### Data lines
* Begin *
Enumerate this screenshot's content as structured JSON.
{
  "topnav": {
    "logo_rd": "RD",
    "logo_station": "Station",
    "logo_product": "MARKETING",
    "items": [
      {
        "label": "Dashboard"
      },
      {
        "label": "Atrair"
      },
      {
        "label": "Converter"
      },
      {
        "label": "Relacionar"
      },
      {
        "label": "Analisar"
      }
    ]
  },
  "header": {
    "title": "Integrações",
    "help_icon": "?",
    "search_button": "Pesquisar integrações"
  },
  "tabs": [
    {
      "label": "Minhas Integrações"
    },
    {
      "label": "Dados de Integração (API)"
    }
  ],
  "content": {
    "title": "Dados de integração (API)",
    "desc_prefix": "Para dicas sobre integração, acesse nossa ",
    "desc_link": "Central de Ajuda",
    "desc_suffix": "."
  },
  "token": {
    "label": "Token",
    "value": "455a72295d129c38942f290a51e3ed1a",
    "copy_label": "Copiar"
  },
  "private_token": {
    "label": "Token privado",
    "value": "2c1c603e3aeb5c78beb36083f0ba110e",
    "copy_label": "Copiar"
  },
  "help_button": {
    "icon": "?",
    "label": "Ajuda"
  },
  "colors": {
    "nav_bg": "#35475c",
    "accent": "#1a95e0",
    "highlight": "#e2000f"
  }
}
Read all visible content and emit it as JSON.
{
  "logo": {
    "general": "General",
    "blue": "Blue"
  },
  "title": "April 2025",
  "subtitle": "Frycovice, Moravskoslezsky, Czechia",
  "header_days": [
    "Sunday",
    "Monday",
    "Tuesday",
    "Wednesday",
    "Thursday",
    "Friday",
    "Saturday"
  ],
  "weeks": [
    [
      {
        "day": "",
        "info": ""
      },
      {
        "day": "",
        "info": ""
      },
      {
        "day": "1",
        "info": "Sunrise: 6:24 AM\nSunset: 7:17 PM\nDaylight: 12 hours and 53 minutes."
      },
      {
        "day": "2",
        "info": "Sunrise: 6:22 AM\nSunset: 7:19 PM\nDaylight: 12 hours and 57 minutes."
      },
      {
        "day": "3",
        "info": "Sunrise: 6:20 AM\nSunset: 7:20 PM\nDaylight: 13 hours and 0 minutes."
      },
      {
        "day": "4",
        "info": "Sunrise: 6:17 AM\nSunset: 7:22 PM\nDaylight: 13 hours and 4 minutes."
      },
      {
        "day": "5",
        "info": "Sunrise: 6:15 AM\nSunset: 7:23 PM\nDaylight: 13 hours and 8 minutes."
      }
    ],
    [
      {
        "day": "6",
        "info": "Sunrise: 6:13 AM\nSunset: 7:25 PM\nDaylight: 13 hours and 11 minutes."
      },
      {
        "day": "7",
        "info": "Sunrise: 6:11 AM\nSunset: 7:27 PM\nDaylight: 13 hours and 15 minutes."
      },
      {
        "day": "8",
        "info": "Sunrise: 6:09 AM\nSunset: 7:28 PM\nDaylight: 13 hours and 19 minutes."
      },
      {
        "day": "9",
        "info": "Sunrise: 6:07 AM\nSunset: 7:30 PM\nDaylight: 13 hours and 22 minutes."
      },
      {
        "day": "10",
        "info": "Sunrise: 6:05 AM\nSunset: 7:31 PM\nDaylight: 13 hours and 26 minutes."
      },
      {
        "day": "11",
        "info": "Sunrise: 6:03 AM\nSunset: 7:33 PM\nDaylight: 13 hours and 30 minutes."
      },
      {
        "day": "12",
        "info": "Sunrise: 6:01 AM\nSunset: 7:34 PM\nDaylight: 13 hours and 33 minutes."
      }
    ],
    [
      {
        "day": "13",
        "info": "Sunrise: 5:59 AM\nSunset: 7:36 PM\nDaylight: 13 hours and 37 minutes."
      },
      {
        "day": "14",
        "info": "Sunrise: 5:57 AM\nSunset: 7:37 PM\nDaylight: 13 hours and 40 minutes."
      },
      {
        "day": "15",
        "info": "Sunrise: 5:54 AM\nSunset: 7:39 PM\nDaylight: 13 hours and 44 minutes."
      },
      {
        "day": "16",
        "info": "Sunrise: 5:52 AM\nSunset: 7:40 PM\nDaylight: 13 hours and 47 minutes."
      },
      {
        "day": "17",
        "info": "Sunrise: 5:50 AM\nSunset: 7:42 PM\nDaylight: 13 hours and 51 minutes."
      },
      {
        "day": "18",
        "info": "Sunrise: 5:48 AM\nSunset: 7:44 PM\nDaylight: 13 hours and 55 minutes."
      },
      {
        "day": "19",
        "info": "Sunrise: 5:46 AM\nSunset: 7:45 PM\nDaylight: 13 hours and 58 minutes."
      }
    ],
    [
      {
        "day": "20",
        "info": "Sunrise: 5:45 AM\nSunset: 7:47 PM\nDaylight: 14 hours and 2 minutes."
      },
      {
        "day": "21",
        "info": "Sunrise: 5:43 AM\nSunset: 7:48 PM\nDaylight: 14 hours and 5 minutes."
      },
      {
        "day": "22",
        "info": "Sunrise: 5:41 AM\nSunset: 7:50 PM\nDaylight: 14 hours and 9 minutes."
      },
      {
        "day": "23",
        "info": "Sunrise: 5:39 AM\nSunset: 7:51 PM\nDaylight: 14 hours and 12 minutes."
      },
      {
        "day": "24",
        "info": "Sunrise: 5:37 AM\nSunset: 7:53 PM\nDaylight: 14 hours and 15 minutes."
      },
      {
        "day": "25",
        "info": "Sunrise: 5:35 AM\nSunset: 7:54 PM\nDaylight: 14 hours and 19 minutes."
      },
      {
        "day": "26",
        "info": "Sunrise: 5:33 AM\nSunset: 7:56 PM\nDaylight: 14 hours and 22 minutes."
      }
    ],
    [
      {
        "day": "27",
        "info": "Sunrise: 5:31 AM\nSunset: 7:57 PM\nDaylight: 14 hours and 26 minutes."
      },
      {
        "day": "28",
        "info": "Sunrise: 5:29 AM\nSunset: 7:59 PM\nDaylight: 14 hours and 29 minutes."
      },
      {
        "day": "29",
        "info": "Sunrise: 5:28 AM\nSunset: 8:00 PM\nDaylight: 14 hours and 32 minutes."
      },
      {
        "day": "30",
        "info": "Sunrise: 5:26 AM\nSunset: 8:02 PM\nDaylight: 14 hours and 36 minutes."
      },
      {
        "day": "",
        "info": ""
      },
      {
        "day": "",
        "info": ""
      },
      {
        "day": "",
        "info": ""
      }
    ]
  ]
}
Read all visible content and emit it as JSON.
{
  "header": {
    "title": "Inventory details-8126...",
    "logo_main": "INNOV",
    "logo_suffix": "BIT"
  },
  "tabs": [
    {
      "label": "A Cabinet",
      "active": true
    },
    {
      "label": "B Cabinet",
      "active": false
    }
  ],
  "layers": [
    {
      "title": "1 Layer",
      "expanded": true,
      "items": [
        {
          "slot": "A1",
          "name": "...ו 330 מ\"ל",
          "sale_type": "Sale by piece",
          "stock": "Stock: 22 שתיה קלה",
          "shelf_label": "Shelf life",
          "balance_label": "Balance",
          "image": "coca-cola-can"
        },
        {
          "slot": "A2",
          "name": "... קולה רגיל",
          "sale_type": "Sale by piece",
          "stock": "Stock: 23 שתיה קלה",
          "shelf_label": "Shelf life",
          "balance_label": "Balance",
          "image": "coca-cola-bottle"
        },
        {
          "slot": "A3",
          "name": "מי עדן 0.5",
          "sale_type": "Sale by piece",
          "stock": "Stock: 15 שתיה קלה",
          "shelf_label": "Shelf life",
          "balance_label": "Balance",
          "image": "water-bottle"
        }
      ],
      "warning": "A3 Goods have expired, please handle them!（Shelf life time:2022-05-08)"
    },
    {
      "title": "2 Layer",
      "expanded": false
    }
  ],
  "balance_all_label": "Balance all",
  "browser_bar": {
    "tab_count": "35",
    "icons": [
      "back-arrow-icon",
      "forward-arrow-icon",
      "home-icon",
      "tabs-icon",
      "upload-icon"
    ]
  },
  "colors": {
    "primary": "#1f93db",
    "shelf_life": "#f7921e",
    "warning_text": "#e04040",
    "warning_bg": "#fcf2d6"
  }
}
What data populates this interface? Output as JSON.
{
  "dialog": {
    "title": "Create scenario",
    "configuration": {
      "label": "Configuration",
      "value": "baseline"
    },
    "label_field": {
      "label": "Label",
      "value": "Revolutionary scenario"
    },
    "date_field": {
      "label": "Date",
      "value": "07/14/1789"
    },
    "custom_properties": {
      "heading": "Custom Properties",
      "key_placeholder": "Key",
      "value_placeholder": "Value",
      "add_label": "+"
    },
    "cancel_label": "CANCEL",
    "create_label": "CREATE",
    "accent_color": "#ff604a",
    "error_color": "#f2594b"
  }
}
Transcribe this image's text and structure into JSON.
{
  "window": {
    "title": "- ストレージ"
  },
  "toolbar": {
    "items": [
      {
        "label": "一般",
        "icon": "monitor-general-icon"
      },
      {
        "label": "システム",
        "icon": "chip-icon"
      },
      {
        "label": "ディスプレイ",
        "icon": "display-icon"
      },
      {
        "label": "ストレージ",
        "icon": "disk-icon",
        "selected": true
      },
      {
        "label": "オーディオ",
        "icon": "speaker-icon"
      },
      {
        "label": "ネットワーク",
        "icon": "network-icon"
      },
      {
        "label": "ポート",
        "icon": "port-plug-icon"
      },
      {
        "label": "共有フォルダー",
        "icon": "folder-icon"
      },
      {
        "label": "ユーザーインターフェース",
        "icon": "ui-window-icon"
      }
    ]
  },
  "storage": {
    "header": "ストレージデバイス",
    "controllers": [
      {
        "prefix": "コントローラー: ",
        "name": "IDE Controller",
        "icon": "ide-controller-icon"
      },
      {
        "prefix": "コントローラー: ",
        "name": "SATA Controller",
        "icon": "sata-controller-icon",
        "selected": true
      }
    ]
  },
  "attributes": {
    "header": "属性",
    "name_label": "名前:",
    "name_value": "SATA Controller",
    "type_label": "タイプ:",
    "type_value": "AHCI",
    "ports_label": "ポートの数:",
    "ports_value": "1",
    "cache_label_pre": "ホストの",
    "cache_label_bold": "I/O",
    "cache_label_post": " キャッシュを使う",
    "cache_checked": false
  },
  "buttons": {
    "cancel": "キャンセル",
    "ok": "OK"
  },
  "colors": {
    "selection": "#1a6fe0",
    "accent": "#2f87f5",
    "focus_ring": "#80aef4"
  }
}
* End *
### Exercise directions
Report the number of lines in the listing where the string "JSON" appears, and nothing besides.

### Task answer
5